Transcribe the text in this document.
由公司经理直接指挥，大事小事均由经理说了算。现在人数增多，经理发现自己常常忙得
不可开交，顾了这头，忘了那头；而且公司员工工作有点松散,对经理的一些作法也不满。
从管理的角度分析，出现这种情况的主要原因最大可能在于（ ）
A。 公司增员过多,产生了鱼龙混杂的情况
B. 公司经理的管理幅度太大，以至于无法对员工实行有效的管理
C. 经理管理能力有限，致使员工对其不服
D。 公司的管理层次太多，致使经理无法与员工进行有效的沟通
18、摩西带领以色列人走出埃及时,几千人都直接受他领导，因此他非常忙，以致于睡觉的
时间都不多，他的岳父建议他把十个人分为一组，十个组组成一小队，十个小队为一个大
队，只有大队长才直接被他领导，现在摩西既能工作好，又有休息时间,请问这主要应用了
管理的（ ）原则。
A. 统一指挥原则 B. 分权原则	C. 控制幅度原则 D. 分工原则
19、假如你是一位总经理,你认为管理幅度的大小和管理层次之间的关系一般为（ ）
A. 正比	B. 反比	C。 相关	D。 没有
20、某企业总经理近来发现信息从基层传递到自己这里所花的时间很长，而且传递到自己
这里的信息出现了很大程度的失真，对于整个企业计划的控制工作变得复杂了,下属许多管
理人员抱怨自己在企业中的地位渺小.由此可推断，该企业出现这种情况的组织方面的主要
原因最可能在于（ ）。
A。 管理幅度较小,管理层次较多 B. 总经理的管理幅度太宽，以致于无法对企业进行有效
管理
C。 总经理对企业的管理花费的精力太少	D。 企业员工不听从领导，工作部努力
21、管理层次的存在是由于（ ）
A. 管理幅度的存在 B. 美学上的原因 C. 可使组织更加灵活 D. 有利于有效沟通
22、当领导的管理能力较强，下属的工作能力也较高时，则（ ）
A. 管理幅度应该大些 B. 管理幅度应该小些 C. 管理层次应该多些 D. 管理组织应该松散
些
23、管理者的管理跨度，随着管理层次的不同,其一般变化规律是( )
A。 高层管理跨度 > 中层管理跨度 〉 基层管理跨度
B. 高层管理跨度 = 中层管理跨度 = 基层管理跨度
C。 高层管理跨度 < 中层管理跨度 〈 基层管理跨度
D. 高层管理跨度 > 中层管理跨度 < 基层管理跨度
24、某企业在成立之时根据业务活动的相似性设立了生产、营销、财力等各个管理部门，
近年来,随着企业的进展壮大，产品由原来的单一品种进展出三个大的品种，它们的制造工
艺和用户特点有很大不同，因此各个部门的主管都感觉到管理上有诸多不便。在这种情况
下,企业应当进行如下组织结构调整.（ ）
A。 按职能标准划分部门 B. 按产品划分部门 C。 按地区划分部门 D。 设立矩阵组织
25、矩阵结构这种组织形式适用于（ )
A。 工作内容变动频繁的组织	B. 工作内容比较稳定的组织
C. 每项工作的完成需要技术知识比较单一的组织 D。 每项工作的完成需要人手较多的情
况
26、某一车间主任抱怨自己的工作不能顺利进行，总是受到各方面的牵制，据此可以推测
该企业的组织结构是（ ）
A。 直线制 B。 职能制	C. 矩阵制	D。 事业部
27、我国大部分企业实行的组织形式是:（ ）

Work required
Pick out and copy the lines of the material that include the word "高层管理跨度".

Completed task
A。 高层管理跨度 > 中层管理跨度 〉 基层管理跨度
B. 高层管理跨度 = 中层管理跨度 = 基层管理跨度
C。 高层管理跨度 < 中层管理跨度 〈 基层管理跨度
D. 高层管理跨度 > 中层管理跨度 < 基层管理跨度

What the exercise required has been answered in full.